[Your task] Return each line of the listing below, unchanged, and omit the images.

[Structured figure records]
----

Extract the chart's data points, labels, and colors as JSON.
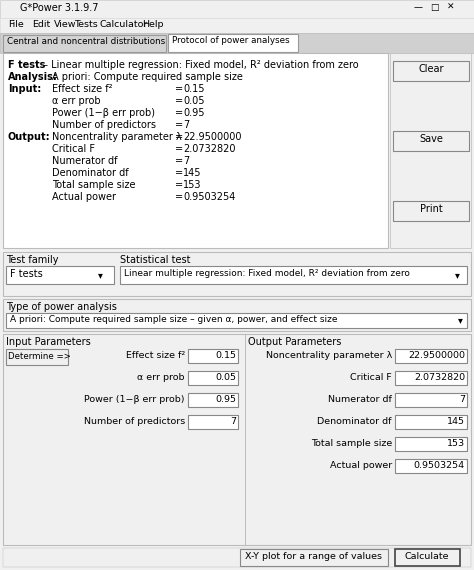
{
  "title": "G*Power 3.1.9.7",
  "menu_items": [
    "File",
    "Edit",
    "View",
    "Tests",
    "Calculator",
    "Help"
  ],
  "menu_x": [
    8,
    32,
    54,
    74,
    100,
    142
  ],
  "tab1": "Central and noncentral distributions",
  "tab2": "Protocol of power analyses",
  "buttons_right": [
    "Clear",
    "Save",
    "Print"
  ],
  "test_family_label": "Test family",
  "test_family_value": "F tests",
  "stat_test_label": "Statistical test",
  "stat_test_value": "Linear multiple regression: Fixed model, R² deviation from zero",
  "power_type_label": "Type of power analysis",
  "power_type_value": "A priori: Compute required sample size – given α, power, and effect size",
  "input_params_label": "Input Parameters",
  "determine_btn": "Determine =>",
  "input_params": [
    [
      "Effect size f²",
      "0.15"
    ],
    [
      "α err prob",
      "0.05"
    ],
    [
      "Power (1−β err prob)",
      "0.95"
    ],
    [
      "Number of predictors",
      "7"
    ]
  ],
  "output_params_label": "Output Parameters",
  "output_params": [
    [
      "Noncentrality parameter λ",
      "22.9500000"
    ],
    [
      "Critical F",
      "2.0732820"
    ],
    [
      "Numerator df",
      "7"
    ],
    [
      "Denominator df",
      "145"
    ],
    [
      "Total sample size",
      "153"
    ],
    [
      "Actual power",
      "0.9503254"
    ]
  ],
  "bottom_buttons": [
    "X-Y plot for a range of values",
    "Calculate"
  ],
  "bg_color": "#f0f0f0",
  "white": "#ffffff",
  "border_light": "#bbbbbb",
  "border_dark": "#888888",
  "title_bar_bg": "#f0f0f0"
}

----

[The response]
Extract the chart's data points, labels, and colors as JSON.
{
  "title": "G*Power 3.1.9.7",
  "menu_items": [
    "File",
    "Edit",
    "View",
    "Tests",
    "Calculator",
    "Help"
  ],
  "menu_x": [
    8,
    32,
    54,
    74,
    100,
    142
  ],
  "tab1": "Central and noncentral distributions",
  "tab2": "Protocol of power analyses",
  "buttons_right": [
    "Clear",
    "Save",
    "Print"
  ],
  "test_family_label": "Test family",
  "test_family_value": "F tests",
  "stat_test_label": "Statistical test",
  "stat_test_value": "Linear multiple regression: Fixed model, R² deviation from zero",
  "power_type_label": "Type of power analysis",
  "power_type_value": "A priori: Compute required sample size – given α, power, and effect size",
  "input_params_label": "Input Parameters",
  "determine_btn": "Determine =>",
  "input_params": [
    [
      "Effect size f²",
      "0.15"
    ],
    [
      "α err prob",
      "0.05"
    ],
    [
      "Power (1−β err prob)",
      "0.95"
    ],
    [
      "Number of predictors",
      "7"
    ]
  ],
  "output_params_label": "Output Parameters",
  "output_params": [
    [
      "Noncentrality parameter λ",
      "22.9500000"
    ],
    [
      "Critical F",
      "2.0732820"
    ],
    [
      "Numerator df",
      "7"
    ],
    [
      "Denominator df",
      "145"
    ],
    [
      "Total sample size",
      "153"
    ],
    [
      "Actual power",
      "0.9503254"
    ]
  ],
  "bottom_buttons": [
    "X-Y plot for a range of values",
    "Calculate"
  ],
  "bg_color": "#f0f0f0",
  "white": "#ffffff",
  "border_light": "#bbbbbb",
  "border_dark": "#888888",
  "title_bar_bg": "#f0f0f0"
}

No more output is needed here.